**DOCUMENT TEXT:**
Black Lives Matter Turns Spotlight On How Police Unions Shield Bad Cops

“This is about making visible an institution that often works in the shadows.”
A Chicago demonstrator flies the Pan-African flag at a protest aimed at reining in police unions on Wednesday.
A Chicago demonstrator flies the Pan-African flag at a protest aimed at reining in police unions on Wednesday.
Sarah Ji

WASHINGTON ― Two activist groups, Black Lives Matter and the Black Youth Project 100, launched #FreedomNow, a two-day long campaign of nationwide actions designed to highlight the role of police unions in shielding officers who engage in misconduct. The protests, which began Wednesday, took place in Chicago, New York, Washington, Detroit, Durham, North Carolina, and Oakland, California.

Organizers in Chicago led protests at Homan Square, a secretive facility where for at least 11 years, the Chicago Police Department illegally detained and physically abused black and Latino residents.

In Washington, protesters occupied the grounds of the national legislative office of the Fraternal Order of Police (FOP), the country’s most powerful law enforcement union, for 13 hours. Demonstrators blocked street traffic and chained themselves to ladders placed in the building’s front yard. They also flew the red, black and green flag of Pan-Africanism, an ideology that encourages the unity of all people within the African diaspora.

A member of the Black Youth Project 100 sits chained to a ladder on the property of the Fraternal Order of Police in Washington on Wednesday.
A member of the Black Youth Project 100 sits chained to a ladder on the property of the Fraternal Order of Police in Washington on Wednesday.
Liz Adetiba/The Huffington Post

“In the confrontation between Blue Lives Matter and Black Lives Matter, we put our stake in the ground and won’t retreat, but confront the state with our bodies directly. That’s what this moment is about for us,” said Jonathan Lykes, co-chair of the Black Youth Project 100’s D.C. chapter.

The activist groups argue that police unions are impeding efforts to reform law enforcement both nationally and locally. There’s some truth to this.

When their members are accused of violence, police unions stoutly defend them, sometimes long after the evidence shows they did wrong.

“Police unions are much like police chiefs. When an officer is caught doing a very bad thing, they start to circle the wagons,” Cheryl Dorsey, a retired Los Angeles police sergeant, told VICE News last year.

The police union in Oakland has successfully appealed and reduced punishments in 12 out of 15 recent cases in which officers were investigated for excessive force, while the union in Chicago sued the city to prevent the release of scores of complaints against officers. After 10 D.C. Council members signed a resolution calling for policing reform in the nation’s capital, the local police union pledged to unseat all of them when they face re-election.

On the national level, the Fraternal Order of Police has lobbied against bills that would end the transfer of military equipment, including tanks, to police departments across the country, as well as sought to impede efforts to gather data on deaths in police custody.

“When it comes to the FOP, it is the one entity that we really haven’t made visible within the last three years of the Movement for Black Lives,” Lykes said, using another name for the Black Lives Matter movement.

“This is about making visible an institution that often works in the shadows and is often allowed to cover up the accountability process when it comes to police killing black bodies and black lives,” Lykes said. “We’re just trying to shine a light on that picture. We’re trying to do it in a coordinated way.”

**SET PROBLEM:** Copy the article on police unions, beginning at the words "In Washington, protesters" and stopping after "the African diaspora.", substituting "railings" for "ladders". The lines that come next have no connection to the article on police unions.

**MATERIAL:**
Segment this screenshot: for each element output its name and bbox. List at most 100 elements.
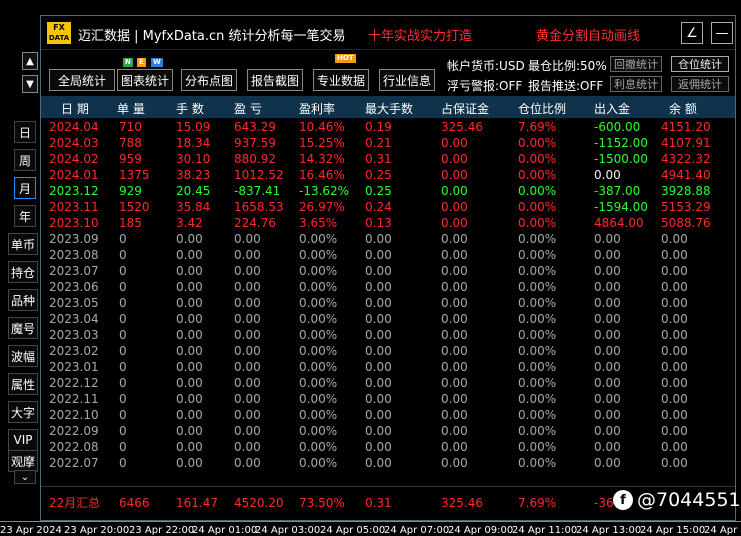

**PROBLEM SOLUTION:**
In Washington, protesters occupied the grounds of the national legislative office of the Fraternal Order of Police (FOP), the country’s most powerful law enforcement union, for 13 hours. Demonstrators blocked street traffic and chained themselves to railings placed in the building’s front yard. They also flew the red, black and green flag of Pan-Africanism, an ideology that encourages the unity of all people within the African diaspora.